→ **GIVEN INSTRUCTION**
Every line of the material below should be repeated exactly.

→ **RECORD LIST**
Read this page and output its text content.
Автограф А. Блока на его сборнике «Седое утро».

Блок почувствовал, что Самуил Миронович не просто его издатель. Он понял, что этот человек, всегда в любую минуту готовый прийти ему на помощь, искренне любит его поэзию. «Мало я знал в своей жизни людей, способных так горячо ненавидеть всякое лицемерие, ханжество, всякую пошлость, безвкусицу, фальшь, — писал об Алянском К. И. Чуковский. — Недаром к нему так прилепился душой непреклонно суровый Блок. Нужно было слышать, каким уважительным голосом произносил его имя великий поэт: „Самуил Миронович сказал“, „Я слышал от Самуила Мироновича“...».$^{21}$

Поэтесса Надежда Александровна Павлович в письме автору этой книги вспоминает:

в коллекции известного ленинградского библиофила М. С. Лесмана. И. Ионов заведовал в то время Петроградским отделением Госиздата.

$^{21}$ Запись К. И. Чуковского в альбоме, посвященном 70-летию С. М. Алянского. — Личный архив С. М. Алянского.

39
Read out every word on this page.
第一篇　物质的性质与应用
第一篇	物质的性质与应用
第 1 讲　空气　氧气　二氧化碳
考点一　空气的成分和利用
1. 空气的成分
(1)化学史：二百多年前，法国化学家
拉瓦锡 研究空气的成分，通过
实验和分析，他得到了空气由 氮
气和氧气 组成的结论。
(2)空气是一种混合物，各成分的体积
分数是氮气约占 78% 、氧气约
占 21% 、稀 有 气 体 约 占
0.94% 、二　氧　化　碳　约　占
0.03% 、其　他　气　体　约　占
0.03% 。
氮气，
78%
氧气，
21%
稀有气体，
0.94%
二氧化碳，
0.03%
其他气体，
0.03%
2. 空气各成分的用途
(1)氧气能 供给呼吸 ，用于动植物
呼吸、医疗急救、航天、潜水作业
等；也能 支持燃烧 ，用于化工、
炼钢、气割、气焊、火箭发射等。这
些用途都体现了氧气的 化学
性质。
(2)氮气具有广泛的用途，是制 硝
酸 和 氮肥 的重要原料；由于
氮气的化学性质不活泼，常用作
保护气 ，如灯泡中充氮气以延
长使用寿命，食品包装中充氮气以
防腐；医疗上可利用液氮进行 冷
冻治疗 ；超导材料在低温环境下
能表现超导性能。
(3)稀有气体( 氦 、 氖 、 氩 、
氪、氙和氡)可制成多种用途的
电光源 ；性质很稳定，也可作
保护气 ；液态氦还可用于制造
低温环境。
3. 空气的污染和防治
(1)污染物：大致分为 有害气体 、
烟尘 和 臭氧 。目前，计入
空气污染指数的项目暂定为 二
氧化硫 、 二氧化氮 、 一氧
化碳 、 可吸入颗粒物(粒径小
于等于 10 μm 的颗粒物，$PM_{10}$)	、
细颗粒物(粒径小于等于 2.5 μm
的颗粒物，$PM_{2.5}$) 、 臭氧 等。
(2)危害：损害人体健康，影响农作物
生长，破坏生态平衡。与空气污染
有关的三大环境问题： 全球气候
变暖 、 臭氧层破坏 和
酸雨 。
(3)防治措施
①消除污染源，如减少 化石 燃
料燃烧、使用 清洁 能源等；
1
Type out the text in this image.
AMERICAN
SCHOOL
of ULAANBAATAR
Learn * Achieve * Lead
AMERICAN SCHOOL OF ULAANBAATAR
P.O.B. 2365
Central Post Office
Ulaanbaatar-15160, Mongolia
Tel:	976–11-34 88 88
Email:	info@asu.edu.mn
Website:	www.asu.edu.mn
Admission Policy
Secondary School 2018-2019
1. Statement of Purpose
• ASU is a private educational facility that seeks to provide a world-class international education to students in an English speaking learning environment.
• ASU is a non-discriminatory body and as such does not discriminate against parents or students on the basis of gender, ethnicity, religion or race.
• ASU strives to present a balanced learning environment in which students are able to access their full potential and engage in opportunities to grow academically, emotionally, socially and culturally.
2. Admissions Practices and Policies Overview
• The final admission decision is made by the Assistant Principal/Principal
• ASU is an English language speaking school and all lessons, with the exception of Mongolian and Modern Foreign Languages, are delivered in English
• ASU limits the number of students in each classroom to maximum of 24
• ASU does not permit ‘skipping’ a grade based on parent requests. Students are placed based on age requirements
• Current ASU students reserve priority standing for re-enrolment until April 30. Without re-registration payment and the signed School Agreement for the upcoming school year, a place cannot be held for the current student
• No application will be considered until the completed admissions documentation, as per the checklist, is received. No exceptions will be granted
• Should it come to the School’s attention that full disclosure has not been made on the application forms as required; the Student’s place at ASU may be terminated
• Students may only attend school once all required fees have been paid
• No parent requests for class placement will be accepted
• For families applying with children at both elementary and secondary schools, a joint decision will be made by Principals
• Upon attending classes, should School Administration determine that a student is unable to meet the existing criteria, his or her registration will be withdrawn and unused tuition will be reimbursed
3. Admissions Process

→ **ANSWER BELOW**
Read this page and output its text content.
Автограф А. Блока на его сборнике «Седое утро».

Блок почувствовал, что Самуил Миронович не просто его издатель. Он понял, что этот человек, всегда в любую минуту готовый прийти ему на помощь, искренне любит его поэзию. «Мало я знал в своей жизни людей, способных так горячо ненавидеть всякое лицемерие, ханжество, всякую пошлость, безвкусицу, фальшь, — писал об Алянском К. И. Чуковский. — Недаром к нему так прилепился душой непреклонно суровый Блок. Нужно было слышать, каким уважительным голосом произносил его имя великий поэт: „Самуил Миронович сказал“, „Я слышал от Самуила Мироновича“...».$^{21}$

Поэтесса Надежда Александровна Павлович в письме автору этой книги вспоминает:

в коллекции известного ленинградского библиофила М. С. Лесмана. И. Ионов заведовал в то время Петроградским отделением Госиздата.

$^{21}$ Запись К. И. Чуковского в альбоме, посвященном 70-летию С. М. Алянского. — Личный архив С. М. Алянского.

39
Read out every word on this page.
第一篇　物质的性质与应用
第一篇	物质的性质与应用
第 1 讲　空气　氧气　二氧化碳
考点一　空气的成分和利用
1. 空气的成分
(1)化学史：二百多年前，法国化学家
拉瓦锡 研究空气的成分，通过
实验和分析，他得到了空气由 氮
气和氧气 组成的结论。
(2)空气是一种混合物，各成分的体积
分数是氮气约占 78% 、氧气约
占 21% 、稀 有 气 体 约 占
0.94% 、二　氧　化　碳　约　占
0.03% 、其　他　气　体　约　占
0.03% 。
氮气，
78%
氧气，
21%
稀有气体，
0.94%
二氧化碳，
0.03%
其他气体，
0.03%
2. 空气各成分的用途
(1)氧气能 供给呼吸 ，用于动植物
呼吸、医疗急救、航天、潜水作业
等；也能 支持燃烧 ，用于化工、
炼钢、气割、气焊、火箭发射等。这
些用途都体现了氧气的 化学
性质。
(2)氮气具有广泛的用途，是制 硝
酸 和 氮肥 的重要原料；由于
氮气的化学性质不活泼，常用作
保护气 ，如灯泡中充氮气以延
长使用寿命，食品包装中充氮气以
防腐；医疗上可利用液氮进行 冷
冻治疗 ；超导材料在低温环境下
能表现超导性能。
(3)稀有气体( 氦 、 氖 、 氩 、
氪、氙和氡)可制成多种用途的
电光源 ；性质很稳定，也可作
保护气 ；液态氦还可用于制造
低温环境。
3. 空气的污染和防治
(1)污染物：大致分为 有害气体 、
烟尘 和 臭氧 。目前，计入
空气污染指数的项目暂定为 二
氧化硫 、 二氧化氮 、 一氧
化碳 、 可吸入颗粒物(粒径小
于等于 10 μm 的颗粒物，$PM_{10}$)	、
细颗粒物(粒径小于等于 2.5 μm
的颗粒物，$PM_{2.5}$) 、 臭氧 等。
(2)危害：损害人体健康，影响农作物
生长，破坏生态平衡。与空气污染
有关的三大环境问题： 全球气候
变暖 、 臭氧层破坏 和
酸雨 。
(3)防治措施
①消除污染源，如减少 化石 燃
料燃烧、使用 清洁 能源等；
1
Type out the text in this image.
AMERICAN
SCHOOL
of ULAANBAATAR
Learn * Achieve * Lead
AMERICAN SCHOOL OF ULAANBAATAR
P.O.B. 2365
Central Post Office
Ulaanbaatar-15160, Mongolia
Tel:	976–11-34 88 88
Email:	info@asu.edu.mn
Website:	www.asu.edu.mn
Admission Policy
Secondary School 2018-2019
1. Statement of Purpose
• ASU is a private educational facility that seeks to provide a world-class international education to students in an English speaking learning environment.
• ASU is a non-discriminatory body and as such does not discriminate against parents or students on the basis of gender, ethnicity, religion or race.
• ASU strives to present a balanced learning environment in which students are able to access their full potential and engage in opportunities to grow academically, emotionally, socially and culturally.
2. Admissions Practices and Policies Overview
• The final admission decision is made by the Assistant Principal/Principal
• ASU is an English language speaking school and all lessons, with the exception of Mongolian and Modern Foreign Languages, are delivered in English
• ASU limits the number of students in each classroom to maximum of 24
• ASU does not permit ‘skipping’ a grade based on parent requests. Students are placed based on age requirements
• Current ASU students reserve priority standing for re-enrolment until April 30. Without re-registration payment and the signed School Agreement for the upcoming school year, a place cannot be held for the current student
• No application will be considered until the completed admissions documentation, as per the checklist, is received. No exceptions will be granted
• Should it come to the School’s attention that full disclosure has not been made on the application forms as required; the Student’s place at ASU may be terminated
• Students may only attend school once all required fees have been paid
• No parent requests for class placement will be accepted
• For families applying with children at both elementary and secondary schools, a joint decision will be made by Principals
• Upon attending classes, should School Administration determine that a student is unable to meet the existing criteria, his or her registration will be withdrawn and unused tuition will be reimbursed
3. Admissions Process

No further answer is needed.